Figure dataset records >>

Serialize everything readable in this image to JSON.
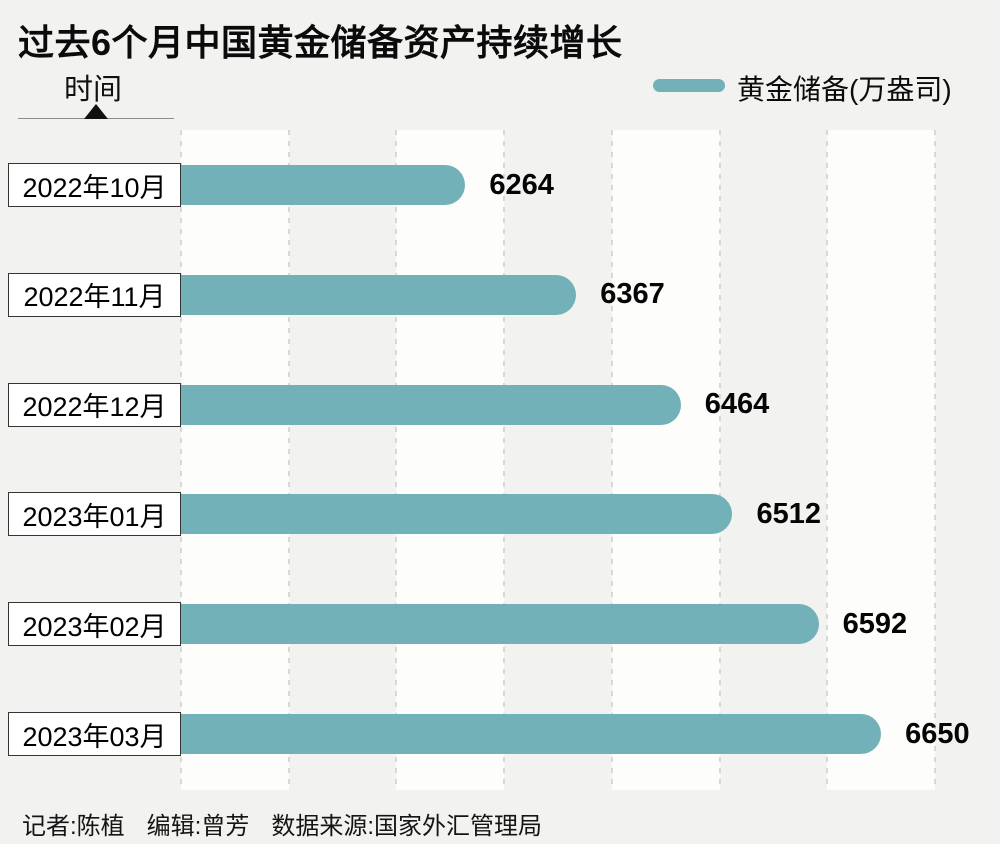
{
  "title": "过去6个月中国黄金储备资产持续增长",
  "y_axis_label": "时间",
  "legend": {
    "label": "黄金储备(万盎司)"
  },
  "colors": {
    "bar": "#72b1b7",
    "page_bg": "#f2f2f0",
    "band": "#fdfdfc",
    "gridline": "#d8d8d6",
    "text": "#0b0b0b"
  },
  "chart_data": {
    "type": "bar",
    "orientation": "horizontal",
    "title": "过去6个月中国黄金储备资产持续增长",
    "categories": [
      "2022年10月",
      "2022年11月",
      "2022年12月",
      "2023年01月",
      "2023年02月",
      "2023年03月"
    ],
    "values": [
      6264,
      6367,
      6464,
      6512,
      6592,
      6650
    ],
    "series_name": "黄金储备(万盎司)",
    "xlabel": "黄金储备(万盎司)",
    "ylabel": "时间",
    "xlim": [
      6000,
      6700
    ],
    "grid_step": 100,
    "grid": "vertical-dashed",
    "legend_position": "top-right",
    "value_labels": "end-of-bar"
  },
  "footer": {
    "items": [
      "记者:陈植",
      "编辑:曾芳",
      "数据来源:国家外汇管理局"
    ]
  }
}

Directions for this task >> Extract all lines that hold the word "title".

Output below >>
  "title": "过去6个月中国黄金储备资产持续增长",
    "title": "过去6个月中国黄金储备资产持续增长",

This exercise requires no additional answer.